■ **Written instruction**
In the entries below, find every line holding the string "Marking" and collect it.

■ **Supplied records**

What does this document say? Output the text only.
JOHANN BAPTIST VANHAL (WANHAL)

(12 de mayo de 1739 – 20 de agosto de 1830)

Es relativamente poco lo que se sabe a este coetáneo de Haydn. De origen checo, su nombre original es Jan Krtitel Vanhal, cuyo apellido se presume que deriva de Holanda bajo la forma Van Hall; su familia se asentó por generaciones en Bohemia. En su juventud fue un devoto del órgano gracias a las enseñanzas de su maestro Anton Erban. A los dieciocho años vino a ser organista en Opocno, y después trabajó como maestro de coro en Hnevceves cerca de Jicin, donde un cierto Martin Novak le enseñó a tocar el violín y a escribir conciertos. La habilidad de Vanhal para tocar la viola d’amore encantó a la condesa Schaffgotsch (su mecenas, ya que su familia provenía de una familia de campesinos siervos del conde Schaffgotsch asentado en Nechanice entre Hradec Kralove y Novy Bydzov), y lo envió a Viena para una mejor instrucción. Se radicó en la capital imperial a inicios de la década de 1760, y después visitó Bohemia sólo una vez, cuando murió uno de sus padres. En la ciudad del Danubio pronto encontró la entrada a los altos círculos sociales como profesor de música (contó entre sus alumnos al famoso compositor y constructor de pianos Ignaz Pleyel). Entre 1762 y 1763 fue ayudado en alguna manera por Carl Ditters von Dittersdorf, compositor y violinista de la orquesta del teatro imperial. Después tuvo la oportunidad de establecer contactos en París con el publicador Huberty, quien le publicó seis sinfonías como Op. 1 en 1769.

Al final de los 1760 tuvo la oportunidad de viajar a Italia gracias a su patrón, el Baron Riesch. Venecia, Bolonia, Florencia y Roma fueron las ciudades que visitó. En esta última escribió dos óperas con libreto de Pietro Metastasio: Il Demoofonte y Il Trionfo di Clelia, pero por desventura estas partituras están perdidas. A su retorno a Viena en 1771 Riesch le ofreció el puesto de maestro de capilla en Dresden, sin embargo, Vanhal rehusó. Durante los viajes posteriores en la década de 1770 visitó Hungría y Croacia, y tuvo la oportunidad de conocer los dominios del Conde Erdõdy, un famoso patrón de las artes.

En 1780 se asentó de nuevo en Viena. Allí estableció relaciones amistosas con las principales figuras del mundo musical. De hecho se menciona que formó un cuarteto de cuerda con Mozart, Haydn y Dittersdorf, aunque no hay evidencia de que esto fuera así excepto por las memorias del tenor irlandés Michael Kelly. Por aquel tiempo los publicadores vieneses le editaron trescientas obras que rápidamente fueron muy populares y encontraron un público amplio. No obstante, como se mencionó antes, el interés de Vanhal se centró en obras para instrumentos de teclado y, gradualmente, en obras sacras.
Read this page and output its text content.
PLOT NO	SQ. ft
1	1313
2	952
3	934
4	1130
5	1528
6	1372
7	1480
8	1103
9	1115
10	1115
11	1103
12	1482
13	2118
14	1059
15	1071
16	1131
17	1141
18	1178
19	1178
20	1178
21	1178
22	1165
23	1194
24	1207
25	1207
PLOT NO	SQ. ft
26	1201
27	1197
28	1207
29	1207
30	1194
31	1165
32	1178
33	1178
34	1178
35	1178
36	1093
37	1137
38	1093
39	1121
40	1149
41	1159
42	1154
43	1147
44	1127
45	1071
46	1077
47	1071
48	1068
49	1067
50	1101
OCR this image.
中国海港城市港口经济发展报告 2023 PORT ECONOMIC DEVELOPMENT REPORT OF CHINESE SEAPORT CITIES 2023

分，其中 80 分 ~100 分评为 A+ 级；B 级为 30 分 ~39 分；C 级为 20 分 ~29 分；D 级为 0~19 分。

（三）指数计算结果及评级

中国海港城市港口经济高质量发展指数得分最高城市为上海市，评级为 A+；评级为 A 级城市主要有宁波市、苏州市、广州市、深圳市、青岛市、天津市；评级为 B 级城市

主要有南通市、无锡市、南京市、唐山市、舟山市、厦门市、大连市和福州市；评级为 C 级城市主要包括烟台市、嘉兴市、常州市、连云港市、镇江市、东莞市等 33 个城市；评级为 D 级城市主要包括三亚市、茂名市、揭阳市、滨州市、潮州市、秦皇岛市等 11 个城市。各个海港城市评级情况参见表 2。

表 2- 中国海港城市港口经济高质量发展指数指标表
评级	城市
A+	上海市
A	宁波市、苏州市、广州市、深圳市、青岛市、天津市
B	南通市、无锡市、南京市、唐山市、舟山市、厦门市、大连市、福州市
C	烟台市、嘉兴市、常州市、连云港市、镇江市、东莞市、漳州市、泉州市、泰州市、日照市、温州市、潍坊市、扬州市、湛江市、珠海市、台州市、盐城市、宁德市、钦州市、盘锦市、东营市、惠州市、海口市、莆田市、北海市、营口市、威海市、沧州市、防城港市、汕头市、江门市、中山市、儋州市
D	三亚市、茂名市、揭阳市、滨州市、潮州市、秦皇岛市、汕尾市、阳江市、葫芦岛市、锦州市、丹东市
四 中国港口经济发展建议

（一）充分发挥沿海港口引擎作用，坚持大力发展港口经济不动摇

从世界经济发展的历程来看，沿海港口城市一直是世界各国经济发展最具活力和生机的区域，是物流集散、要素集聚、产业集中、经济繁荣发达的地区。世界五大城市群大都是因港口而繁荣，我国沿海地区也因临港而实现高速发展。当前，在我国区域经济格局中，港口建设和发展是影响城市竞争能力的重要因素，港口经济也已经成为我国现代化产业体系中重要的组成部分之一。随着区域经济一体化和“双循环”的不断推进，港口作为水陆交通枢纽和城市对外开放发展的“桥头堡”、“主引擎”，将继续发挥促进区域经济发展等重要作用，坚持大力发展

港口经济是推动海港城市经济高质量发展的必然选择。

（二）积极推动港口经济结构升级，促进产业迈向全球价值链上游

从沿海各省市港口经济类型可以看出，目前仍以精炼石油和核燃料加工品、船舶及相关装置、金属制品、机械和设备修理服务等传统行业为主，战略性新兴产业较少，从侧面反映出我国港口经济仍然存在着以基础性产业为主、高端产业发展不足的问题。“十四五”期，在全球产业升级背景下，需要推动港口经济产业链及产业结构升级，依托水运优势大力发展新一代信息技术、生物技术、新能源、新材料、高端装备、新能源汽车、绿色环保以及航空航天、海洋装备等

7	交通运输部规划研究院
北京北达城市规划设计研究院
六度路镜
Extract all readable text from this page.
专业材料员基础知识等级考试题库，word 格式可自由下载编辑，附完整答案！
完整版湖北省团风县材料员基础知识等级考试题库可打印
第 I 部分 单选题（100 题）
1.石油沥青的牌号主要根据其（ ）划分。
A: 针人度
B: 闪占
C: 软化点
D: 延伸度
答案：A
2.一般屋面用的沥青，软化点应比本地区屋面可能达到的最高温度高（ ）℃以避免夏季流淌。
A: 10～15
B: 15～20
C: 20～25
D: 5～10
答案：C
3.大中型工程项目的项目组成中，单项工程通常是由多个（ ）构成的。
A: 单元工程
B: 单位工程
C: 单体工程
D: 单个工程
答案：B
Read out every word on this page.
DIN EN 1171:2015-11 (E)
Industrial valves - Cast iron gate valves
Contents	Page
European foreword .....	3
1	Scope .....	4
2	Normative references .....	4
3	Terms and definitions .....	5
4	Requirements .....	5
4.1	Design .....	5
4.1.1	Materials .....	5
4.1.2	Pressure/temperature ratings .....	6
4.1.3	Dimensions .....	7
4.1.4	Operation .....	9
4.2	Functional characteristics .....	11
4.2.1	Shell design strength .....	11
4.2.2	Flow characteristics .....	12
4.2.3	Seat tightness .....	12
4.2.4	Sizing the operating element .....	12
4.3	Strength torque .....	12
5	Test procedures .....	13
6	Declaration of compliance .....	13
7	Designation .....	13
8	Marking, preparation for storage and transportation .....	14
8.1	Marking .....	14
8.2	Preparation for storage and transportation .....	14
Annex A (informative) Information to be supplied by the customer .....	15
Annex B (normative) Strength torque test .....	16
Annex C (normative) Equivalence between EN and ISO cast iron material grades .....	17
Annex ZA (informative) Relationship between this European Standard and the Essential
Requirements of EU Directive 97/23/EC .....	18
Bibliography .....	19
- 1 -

■ **Result of this exercise**
8	Marking, preparation for storage and transportation .....	14
8.1	Marking .....	14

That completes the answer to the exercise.